+++ Listed records +++

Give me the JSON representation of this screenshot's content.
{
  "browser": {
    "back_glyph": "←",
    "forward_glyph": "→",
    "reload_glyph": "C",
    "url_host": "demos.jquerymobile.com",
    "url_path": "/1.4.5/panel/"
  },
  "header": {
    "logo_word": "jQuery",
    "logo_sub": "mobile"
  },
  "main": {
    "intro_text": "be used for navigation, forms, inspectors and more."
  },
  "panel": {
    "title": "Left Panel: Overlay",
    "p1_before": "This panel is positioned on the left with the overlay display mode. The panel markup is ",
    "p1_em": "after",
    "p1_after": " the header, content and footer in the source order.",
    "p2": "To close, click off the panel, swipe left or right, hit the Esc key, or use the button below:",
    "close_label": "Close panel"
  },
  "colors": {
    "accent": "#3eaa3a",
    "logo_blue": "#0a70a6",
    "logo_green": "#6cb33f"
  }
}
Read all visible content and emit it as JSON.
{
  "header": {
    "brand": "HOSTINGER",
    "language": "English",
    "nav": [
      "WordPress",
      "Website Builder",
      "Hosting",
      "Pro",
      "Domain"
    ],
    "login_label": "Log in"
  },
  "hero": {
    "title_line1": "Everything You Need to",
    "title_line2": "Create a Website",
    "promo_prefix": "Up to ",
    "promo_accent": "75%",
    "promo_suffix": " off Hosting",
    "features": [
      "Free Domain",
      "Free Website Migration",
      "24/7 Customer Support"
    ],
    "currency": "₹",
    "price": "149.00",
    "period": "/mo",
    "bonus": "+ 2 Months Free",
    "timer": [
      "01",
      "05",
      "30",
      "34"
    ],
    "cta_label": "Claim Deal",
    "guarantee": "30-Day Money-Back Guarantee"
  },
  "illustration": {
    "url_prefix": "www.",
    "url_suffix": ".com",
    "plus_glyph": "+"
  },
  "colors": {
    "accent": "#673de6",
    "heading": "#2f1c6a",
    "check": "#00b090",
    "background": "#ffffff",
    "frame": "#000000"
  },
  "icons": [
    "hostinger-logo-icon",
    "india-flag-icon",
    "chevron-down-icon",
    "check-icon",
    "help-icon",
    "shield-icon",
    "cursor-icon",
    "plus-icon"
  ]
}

+++

Select every line above that contains the word "Website", and copy it.

• _Full solution_:
      "Website Builder",
    "title_line2": "Create a Website",
      "Free Website Migration",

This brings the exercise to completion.